## Problem description
Scan each line of the records for the word "Perturbation" and extract the ones that have it.

## Data supplied
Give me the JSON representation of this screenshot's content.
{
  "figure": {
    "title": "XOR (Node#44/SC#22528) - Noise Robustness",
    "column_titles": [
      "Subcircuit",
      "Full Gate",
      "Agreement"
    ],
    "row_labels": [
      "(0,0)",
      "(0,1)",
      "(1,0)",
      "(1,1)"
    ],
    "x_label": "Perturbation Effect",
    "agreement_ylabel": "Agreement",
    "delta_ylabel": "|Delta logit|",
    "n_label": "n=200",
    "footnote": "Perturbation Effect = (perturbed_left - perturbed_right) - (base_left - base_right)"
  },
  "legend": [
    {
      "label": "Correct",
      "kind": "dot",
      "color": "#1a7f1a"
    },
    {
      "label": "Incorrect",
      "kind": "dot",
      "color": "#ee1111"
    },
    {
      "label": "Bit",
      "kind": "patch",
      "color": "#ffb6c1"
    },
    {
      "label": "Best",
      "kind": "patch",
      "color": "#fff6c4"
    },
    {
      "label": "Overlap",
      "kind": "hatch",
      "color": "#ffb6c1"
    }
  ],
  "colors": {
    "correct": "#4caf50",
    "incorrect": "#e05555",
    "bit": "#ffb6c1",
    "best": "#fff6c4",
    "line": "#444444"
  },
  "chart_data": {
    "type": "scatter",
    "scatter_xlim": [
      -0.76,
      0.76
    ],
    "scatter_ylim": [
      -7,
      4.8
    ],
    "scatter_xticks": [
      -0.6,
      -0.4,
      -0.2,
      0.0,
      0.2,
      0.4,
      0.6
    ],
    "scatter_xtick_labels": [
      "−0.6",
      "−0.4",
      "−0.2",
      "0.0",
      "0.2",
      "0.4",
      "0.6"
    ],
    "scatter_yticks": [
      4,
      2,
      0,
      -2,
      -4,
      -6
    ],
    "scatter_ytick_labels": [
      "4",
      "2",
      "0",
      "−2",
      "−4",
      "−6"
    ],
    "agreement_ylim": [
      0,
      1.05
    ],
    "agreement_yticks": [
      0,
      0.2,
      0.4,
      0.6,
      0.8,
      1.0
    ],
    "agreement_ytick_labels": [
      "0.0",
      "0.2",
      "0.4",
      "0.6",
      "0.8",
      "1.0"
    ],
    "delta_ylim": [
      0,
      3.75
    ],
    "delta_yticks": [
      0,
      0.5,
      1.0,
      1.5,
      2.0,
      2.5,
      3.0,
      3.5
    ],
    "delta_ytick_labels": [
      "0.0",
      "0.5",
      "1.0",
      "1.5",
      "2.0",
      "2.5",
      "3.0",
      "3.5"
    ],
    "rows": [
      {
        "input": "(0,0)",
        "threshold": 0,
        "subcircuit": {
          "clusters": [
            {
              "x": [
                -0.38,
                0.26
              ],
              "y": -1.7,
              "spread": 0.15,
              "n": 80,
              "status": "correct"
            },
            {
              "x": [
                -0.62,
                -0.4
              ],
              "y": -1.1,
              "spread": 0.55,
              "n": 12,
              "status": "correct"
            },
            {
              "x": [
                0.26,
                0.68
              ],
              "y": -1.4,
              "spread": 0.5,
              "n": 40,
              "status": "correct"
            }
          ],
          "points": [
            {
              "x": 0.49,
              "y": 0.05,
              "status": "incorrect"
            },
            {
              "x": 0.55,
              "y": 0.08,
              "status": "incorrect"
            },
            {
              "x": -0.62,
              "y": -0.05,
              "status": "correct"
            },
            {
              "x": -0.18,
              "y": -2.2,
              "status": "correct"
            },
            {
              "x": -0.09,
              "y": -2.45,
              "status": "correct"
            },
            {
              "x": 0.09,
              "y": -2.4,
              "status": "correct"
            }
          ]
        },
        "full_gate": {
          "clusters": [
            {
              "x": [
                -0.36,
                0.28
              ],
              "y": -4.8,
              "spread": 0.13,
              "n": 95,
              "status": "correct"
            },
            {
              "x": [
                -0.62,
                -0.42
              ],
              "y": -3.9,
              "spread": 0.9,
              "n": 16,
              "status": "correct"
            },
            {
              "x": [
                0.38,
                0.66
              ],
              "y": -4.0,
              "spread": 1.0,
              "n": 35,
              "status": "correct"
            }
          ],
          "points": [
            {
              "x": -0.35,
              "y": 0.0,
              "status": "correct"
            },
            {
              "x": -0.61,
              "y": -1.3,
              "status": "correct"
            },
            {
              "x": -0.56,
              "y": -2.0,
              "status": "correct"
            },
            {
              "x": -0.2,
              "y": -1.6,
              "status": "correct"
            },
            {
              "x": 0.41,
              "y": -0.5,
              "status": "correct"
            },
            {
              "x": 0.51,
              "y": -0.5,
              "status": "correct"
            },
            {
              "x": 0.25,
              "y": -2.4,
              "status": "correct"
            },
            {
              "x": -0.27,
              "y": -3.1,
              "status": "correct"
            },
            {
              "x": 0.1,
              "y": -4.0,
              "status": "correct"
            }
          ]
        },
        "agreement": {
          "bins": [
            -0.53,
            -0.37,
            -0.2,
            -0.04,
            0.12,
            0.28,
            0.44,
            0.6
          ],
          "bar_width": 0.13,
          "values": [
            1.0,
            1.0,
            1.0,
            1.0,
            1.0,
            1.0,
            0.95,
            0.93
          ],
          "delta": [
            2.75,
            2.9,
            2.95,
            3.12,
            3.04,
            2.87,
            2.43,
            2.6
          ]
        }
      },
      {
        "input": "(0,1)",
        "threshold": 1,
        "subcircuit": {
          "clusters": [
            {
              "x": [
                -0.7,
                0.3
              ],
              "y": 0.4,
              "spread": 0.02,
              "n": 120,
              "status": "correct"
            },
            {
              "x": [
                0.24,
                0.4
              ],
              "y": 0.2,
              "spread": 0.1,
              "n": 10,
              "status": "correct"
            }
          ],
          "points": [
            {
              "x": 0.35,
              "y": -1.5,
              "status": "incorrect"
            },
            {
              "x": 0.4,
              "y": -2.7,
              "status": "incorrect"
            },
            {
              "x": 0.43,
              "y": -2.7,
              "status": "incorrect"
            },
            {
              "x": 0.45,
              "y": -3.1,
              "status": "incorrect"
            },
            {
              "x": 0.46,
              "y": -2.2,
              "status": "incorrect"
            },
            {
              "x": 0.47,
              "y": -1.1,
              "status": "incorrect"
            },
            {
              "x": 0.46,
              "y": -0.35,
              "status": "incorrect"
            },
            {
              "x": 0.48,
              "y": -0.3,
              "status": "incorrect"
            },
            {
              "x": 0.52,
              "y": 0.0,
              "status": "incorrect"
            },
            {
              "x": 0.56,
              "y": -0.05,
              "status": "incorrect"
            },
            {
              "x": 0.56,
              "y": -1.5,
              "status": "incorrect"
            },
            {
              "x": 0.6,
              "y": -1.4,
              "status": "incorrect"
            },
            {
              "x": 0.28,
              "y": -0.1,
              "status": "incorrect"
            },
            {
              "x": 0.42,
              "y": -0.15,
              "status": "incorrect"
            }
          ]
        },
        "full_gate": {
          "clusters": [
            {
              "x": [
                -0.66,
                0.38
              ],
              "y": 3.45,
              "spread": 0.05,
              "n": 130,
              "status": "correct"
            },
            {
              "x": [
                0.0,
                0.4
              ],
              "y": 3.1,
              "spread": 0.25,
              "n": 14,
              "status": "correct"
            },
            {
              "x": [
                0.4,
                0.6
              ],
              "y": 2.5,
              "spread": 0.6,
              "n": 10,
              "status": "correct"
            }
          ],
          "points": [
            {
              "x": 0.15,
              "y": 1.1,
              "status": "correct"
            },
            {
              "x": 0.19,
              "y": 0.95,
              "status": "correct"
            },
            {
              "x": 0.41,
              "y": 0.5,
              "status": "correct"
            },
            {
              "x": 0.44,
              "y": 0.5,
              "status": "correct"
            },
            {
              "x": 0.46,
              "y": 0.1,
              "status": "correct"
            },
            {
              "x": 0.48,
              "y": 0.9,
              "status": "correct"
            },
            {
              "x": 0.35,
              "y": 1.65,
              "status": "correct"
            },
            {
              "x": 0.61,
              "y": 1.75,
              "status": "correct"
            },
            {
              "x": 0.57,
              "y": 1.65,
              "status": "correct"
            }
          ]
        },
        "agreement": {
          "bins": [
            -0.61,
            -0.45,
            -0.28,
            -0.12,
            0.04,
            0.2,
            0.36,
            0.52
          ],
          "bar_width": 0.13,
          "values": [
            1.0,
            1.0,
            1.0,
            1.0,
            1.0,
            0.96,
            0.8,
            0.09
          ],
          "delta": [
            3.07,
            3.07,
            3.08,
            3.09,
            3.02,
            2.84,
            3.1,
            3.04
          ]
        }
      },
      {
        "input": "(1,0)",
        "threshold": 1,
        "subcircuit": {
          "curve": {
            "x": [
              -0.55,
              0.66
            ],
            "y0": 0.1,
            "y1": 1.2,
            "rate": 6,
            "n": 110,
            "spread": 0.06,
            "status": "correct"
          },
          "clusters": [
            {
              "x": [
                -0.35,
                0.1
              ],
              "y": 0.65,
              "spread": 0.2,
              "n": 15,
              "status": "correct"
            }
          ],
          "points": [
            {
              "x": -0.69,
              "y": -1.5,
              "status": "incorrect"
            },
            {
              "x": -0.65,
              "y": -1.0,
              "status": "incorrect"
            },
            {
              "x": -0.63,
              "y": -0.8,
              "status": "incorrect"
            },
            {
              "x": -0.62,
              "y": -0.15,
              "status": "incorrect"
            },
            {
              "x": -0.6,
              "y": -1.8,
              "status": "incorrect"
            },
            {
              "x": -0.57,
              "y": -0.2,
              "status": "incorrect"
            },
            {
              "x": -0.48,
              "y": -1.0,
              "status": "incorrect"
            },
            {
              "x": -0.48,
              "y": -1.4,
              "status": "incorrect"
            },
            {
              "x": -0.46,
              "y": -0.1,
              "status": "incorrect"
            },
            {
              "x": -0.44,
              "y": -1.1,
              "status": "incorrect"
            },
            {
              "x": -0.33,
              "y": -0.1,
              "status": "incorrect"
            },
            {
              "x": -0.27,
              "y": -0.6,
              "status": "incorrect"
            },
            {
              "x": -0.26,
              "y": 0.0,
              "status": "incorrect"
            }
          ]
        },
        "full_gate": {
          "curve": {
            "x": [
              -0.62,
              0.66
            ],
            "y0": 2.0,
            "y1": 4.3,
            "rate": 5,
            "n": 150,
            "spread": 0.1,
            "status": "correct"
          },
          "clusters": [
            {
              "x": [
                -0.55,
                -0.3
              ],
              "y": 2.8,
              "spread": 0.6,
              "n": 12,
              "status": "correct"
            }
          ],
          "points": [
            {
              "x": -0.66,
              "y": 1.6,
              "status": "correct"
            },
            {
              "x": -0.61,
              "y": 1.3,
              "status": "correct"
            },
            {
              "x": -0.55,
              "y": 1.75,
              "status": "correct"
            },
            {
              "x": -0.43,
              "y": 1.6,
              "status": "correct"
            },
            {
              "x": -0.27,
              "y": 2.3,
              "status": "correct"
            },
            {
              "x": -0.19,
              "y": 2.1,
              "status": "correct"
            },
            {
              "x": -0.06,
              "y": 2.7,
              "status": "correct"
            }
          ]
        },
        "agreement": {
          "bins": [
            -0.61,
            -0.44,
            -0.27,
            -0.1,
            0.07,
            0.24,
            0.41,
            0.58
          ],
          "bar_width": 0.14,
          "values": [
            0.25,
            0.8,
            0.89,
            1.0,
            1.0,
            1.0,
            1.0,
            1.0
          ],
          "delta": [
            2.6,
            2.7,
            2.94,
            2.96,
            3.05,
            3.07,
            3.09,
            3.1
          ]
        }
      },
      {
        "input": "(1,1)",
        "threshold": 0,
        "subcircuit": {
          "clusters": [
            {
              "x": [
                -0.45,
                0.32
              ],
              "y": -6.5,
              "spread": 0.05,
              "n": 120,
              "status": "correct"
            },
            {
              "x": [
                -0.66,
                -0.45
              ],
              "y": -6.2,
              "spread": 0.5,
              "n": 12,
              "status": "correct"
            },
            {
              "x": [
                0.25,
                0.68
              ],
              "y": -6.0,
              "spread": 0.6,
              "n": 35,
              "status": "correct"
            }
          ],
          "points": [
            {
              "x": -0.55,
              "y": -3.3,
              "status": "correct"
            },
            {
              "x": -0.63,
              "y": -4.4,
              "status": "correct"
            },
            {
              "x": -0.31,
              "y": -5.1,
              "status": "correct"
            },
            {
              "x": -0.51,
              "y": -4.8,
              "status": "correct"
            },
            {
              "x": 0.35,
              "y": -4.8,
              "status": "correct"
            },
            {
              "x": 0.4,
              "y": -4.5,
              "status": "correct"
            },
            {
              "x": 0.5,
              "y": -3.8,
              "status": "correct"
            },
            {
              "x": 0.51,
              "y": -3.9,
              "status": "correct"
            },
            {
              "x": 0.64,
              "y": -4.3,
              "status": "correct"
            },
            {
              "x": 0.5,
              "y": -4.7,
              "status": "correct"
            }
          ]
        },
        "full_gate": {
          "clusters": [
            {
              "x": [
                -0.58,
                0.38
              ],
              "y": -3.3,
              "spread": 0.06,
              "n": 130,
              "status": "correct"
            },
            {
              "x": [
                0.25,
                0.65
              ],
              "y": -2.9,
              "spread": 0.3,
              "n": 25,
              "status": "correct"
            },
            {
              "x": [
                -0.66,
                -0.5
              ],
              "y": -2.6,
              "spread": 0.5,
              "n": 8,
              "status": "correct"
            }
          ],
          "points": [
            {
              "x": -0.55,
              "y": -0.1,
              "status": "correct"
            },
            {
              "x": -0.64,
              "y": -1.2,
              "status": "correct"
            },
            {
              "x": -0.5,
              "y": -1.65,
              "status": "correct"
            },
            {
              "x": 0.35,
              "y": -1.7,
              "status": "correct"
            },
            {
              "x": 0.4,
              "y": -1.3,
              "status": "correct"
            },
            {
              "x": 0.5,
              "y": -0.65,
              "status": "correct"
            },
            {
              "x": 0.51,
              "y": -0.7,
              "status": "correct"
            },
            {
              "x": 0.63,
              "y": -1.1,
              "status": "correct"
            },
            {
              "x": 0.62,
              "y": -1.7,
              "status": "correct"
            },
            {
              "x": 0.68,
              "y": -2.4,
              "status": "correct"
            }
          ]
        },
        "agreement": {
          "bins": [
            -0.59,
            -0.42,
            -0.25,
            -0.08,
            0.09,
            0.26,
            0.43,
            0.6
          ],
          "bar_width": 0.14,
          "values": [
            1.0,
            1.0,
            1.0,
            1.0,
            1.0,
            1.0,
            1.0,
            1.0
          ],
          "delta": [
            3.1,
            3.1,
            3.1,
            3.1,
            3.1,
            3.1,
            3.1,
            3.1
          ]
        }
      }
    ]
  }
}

## Reply
    "x_label": "Perturbation Effect",
    "footnote": "Perturbation Effect = (perturbed_left - perturbed_right) - (base_left - base_right)"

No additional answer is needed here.